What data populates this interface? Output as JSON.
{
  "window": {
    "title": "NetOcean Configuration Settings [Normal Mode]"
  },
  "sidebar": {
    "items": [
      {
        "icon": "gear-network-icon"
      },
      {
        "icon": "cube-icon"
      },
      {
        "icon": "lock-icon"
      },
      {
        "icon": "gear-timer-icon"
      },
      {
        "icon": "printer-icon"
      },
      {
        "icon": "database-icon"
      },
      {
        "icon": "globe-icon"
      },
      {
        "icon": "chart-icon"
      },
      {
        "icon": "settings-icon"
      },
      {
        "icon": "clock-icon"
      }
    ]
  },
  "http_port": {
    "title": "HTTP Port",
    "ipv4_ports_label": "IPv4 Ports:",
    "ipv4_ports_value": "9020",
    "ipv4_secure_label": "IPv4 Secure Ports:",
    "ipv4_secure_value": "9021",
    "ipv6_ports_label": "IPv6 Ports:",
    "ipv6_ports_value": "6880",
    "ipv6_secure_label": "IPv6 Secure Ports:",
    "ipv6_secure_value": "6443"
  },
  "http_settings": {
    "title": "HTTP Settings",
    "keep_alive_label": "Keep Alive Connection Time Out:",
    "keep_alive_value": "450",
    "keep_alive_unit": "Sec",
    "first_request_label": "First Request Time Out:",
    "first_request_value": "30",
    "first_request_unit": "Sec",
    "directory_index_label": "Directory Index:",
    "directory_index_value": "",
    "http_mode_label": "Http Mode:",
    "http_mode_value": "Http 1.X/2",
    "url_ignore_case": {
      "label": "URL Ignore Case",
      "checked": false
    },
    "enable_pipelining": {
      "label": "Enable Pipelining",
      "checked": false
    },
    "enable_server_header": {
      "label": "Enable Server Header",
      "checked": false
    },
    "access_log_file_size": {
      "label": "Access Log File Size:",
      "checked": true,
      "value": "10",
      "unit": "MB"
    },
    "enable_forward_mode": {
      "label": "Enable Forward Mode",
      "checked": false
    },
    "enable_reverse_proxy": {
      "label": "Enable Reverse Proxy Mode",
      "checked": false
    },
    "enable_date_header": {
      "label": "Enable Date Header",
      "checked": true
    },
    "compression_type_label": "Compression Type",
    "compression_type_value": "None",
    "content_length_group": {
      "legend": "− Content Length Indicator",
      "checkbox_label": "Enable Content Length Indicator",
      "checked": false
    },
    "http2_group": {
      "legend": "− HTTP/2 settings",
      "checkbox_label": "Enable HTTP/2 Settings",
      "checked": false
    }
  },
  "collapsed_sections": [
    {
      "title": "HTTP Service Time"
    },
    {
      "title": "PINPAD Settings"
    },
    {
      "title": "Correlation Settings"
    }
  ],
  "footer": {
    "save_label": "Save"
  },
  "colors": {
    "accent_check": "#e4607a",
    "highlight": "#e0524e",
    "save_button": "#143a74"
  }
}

> Exercise requirements
Search the lines for "legend". Copy each line that has it.

> The reply
      "legend": "− Content Length Indicator",
      "legend": "− HTTP/2 settings",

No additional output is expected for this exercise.